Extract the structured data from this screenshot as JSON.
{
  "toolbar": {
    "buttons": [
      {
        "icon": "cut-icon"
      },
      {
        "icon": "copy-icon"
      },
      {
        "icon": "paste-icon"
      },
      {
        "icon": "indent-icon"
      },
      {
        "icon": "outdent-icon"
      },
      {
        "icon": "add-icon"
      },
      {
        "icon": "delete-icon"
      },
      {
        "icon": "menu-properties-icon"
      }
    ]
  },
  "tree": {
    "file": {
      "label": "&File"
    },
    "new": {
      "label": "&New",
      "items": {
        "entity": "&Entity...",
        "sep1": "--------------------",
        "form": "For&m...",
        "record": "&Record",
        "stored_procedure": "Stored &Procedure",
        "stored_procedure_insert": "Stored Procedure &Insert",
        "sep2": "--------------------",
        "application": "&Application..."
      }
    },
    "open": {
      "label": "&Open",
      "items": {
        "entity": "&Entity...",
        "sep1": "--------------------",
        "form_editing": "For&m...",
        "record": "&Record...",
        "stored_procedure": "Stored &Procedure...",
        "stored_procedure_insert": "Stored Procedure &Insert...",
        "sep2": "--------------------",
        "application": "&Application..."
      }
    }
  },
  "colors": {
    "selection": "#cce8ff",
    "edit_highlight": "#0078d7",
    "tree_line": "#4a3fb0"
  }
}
########
__YOUR INSTRUCTIONS__. Word for word, write out all of the data above.

__TASK SOLUTION__.
Extract the structured data from this screenshot as JSON.
{
  "toolbar": {
    "buttons": [
      {
        "icon": "cut-icon"
      },
      {
        "icon": "copy-icon"
      },
      {
        "icon": "paste-icon"
      },
      {
        "icon": "indent-icon"
      },
      {
        "icon": "outdent-icon"
      },
      {
        "icon": "add-icon"
      },
      {
        "icon": "delete-icon"
      },
      {
        "icon": "menu-properties-icon"
      }
    ]
  },
  "tree": {
    "file": {
      "label": "&File"
    },
    "new": {
      "label": "&New",
      "items": {
        "entity": "&Entity...",
        "sep1": "--------------------",
        "form": "For&m...",
        "record": "&Record",
        "stored_procedure": "Stored &Procedure",
        "stored_procedure_insert": "Stored Procedure &Insert",
        "sep2": "--------------------",
        "application": "&Application..."
      }
    },
    "open": {
      "label": "&Open",
      "items": {
        "entity": "&Entity...",
        "sep1": "--------------------",
        "form_editing": "For&m...",
        "record": "&Record...",
        "stored_procedure": "Stored &Procedure...",
        "stored_procedure_insert": "Stored Procedure &Insert...",
        "sep2": "--------------------",
        "application": "&Application..."
      }
    }
  },
  "colors": {
    "selection": "#cce8ff",
    "edit_highlight": "#0078d7",
    "tree_line": "#4a3fb0"
  }
}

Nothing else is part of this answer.